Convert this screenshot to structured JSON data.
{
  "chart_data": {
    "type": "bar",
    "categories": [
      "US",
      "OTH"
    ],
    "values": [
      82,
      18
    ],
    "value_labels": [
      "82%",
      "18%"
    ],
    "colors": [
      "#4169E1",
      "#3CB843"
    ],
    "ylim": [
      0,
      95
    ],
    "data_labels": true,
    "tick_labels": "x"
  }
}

#####

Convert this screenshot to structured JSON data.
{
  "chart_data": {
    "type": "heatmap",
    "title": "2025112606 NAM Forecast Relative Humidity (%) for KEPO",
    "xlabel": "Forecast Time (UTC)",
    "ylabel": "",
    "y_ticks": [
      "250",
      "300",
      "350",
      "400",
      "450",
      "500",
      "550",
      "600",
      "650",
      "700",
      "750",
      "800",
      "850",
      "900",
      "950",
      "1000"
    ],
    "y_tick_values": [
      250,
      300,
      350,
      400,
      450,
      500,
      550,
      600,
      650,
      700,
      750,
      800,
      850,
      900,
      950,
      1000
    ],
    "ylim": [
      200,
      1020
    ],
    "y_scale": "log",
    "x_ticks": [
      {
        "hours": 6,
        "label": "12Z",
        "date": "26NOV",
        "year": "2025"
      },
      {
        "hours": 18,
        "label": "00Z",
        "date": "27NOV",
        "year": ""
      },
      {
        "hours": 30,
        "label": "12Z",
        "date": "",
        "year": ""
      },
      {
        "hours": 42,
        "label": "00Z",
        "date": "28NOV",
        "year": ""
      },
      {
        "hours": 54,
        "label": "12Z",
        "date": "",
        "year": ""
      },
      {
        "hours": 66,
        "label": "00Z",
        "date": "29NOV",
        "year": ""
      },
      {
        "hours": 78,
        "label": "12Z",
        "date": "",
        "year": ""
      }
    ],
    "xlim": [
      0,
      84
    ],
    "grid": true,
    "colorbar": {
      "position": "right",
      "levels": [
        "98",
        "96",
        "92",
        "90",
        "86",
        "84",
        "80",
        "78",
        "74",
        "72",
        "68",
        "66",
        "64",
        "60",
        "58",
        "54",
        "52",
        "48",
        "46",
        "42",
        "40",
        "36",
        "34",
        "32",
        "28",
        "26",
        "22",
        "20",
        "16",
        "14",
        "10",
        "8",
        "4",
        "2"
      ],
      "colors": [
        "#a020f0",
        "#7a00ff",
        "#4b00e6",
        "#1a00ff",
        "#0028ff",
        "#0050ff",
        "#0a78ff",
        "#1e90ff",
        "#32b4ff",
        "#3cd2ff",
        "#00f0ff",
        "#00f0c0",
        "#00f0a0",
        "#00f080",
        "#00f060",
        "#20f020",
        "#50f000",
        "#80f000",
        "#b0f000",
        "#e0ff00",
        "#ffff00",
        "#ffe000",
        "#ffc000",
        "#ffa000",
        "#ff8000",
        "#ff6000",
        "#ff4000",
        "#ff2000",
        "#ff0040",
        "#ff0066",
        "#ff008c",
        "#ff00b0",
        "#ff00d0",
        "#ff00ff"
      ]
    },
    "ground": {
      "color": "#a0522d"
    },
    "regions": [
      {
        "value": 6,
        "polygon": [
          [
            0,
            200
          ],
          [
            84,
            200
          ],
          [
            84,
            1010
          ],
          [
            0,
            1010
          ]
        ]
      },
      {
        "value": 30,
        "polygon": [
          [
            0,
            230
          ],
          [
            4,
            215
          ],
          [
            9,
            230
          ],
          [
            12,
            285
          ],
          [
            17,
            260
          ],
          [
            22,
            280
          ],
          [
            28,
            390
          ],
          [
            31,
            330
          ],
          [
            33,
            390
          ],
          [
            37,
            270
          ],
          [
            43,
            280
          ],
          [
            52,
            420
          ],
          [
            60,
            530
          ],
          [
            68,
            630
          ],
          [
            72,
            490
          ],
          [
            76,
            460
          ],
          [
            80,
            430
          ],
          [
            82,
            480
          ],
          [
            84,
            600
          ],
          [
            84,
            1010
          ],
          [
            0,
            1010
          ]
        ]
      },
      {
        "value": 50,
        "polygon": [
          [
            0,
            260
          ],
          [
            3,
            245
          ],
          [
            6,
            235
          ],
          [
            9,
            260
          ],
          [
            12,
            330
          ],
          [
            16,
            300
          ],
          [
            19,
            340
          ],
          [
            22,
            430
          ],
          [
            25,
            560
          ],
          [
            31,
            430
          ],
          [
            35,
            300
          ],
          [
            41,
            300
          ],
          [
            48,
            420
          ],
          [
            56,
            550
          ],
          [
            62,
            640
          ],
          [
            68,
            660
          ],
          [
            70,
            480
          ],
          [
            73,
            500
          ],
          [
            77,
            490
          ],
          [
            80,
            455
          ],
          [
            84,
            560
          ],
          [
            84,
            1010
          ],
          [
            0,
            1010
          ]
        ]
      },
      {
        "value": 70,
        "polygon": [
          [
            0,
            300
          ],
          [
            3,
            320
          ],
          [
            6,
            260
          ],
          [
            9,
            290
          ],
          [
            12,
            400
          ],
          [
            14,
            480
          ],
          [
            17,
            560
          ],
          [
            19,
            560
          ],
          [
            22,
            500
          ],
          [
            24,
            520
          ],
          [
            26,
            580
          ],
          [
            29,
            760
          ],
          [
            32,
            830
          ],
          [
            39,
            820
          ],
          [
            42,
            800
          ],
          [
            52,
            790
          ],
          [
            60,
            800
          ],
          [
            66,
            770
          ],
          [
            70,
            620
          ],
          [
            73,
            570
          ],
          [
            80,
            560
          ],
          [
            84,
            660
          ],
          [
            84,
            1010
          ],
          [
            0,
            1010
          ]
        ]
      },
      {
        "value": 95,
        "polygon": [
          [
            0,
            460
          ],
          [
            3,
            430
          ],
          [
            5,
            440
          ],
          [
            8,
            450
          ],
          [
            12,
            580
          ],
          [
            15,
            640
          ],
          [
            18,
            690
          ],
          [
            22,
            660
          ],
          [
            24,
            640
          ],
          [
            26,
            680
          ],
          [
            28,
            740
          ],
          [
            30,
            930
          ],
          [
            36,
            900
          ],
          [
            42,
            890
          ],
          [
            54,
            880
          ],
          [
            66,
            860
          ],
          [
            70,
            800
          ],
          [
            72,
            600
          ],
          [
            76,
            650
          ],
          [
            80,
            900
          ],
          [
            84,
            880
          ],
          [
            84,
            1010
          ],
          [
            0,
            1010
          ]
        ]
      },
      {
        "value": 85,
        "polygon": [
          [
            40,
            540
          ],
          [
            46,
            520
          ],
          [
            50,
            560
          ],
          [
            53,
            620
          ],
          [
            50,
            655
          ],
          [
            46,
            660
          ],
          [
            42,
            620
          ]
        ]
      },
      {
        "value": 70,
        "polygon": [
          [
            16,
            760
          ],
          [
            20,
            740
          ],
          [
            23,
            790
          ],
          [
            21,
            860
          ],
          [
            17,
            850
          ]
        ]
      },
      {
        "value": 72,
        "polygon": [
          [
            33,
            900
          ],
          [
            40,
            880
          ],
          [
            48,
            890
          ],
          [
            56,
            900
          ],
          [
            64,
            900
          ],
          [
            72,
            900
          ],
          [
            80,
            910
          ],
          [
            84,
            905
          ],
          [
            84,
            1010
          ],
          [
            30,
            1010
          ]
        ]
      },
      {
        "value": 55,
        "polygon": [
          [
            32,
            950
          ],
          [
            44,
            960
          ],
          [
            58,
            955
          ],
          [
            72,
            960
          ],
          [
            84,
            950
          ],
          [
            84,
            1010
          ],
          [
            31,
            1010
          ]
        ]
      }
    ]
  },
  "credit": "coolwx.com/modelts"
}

#####

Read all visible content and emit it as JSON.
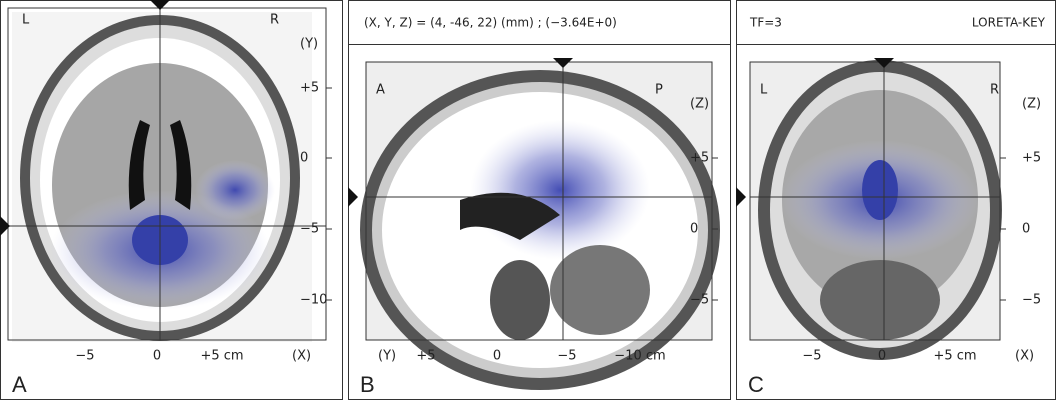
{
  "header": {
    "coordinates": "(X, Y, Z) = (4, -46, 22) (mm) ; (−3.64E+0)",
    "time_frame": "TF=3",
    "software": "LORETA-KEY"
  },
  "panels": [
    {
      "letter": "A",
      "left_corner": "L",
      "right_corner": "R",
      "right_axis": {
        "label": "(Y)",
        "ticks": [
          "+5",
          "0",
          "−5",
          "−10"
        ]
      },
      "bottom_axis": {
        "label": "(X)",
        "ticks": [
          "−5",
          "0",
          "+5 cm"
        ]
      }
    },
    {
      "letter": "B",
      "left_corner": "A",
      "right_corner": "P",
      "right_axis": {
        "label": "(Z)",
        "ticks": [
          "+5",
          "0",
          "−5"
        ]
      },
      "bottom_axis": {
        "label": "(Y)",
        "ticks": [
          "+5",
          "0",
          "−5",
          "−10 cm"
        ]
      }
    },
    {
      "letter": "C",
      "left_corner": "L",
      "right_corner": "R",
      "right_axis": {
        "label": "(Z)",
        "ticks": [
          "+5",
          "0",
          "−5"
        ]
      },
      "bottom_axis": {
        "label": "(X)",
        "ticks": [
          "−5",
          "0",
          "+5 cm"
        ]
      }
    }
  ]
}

#####

_Prompt:_ Collect each line above holding the string "hours".

_Reply to the exercise:_
        "hours": 6,
        "hours": 18,
        "hours": 30,
        "hours": 42,
        "hours": 54,
        "hours": 66,
        "hours": 78,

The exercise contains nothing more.